WHAT THE TASK ASKS:
Show each line that has the string "toxicity" in it.

** START OF RECORDED DATA **

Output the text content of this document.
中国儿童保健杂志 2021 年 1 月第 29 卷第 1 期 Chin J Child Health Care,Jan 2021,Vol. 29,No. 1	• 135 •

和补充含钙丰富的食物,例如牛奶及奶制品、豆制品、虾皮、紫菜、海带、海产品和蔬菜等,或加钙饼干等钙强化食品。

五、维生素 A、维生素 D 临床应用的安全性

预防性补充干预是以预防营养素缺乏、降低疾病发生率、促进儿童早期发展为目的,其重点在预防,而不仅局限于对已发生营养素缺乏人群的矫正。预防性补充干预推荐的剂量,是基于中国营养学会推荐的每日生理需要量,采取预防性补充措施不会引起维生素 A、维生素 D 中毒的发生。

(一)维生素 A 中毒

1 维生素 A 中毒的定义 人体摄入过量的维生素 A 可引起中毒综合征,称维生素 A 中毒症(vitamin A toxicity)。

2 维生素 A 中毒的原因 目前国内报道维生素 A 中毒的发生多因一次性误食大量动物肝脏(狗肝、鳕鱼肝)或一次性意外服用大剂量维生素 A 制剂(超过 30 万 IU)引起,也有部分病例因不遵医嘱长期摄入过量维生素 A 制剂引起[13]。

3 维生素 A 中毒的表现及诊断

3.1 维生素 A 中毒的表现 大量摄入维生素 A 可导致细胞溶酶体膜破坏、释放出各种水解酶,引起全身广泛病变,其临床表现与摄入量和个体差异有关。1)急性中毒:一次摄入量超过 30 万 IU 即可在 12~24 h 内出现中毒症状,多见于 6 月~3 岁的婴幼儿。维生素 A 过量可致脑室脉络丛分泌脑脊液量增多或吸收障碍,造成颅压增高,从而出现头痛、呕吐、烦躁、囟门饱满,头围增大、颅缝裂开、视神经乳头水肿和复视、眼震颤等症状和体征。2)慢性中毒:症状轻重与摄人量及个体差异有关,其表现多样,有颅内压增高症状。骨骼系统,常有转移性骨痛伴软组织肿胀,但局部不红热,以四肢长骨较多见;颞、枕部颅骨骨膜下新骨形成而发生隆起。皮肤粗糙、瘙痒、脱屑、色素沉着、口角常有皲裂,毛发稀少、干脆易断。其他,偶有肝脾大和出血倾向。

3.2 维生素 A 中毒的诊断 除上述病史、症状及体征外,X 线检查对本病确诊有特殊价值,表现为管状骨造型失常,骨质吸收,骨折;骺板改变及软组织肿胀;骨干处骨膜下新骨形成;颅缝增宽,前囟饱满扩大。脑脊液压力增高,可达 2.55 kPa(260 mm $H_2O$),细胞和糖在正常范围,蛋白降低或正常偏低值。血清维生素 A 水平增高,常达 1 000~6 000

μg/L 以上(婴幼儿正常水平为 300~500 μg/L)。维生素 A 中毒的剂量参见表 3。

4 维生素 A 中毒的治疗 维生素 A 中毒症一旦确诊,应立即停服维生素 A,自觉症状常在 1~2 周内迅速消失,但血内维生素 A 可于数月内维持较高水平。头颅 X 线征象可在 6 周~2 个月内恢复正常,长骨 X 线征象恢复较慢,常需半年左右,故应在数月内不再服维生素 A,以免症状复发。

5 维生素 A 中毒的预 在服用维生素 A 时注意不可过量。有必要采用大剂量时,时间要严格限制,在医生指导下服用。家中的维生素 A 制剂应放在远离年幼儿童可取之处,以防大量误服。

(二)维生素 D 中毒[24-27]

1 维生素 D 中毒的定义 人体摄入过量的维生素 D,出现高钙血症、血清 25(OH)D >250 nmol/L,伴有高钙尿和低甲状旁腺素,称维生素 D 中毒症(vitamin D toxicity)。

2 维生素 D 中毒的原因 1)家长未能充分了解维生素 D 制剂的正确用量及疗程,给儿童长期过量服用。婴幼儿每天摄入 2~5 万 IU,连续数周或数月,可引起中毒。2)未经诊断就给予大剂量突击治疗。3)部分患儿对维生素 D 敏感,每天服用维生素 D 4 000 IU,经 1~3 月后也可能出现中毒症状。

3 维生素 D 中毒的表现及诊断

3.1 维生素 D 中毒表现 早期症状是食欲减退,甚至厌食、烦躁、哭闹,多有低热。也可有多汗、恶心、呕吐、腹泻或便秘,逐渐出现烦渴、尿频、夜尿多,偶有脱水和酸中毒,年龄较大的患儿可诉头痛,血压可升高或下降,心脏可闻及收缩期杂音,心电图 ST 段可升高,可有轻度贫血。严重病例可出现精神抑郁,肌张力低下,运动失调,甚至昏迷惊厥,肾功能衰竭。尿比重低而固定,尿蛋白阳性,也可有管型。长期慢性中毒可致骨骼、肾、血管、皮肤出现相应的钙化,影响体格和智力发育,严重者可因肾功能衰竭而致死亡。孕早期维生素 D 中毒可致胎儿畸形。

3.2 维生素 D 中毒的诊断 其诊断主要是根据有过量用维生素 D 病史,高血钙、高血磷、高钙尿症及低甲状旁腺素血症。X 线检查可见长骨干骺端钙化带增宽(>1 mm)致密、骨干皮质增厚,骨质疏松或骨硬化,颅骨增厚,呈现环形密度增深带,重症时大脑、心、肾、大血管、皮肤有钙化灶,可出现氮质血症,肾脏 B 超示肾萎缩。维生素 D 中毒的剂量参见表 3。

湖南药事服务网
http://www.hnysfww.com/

** END OF RECORDED DATA **

RESPONSE BELOW:
1 维生素 A 中毒的定义 人体摄入过量的维生素 A 可引起中毒综合征,称维生素 A 中毒症(vitamin A toxicity)。
1 维生素 D 中毒的定义 人体摄入过量的维生素 D,出现高钙血症、血清 25(OH)D >250 nmol/L,伴有高钙尿和低甲状旁腺素,称维生素 D 中毒症(vitamin D toxicity)。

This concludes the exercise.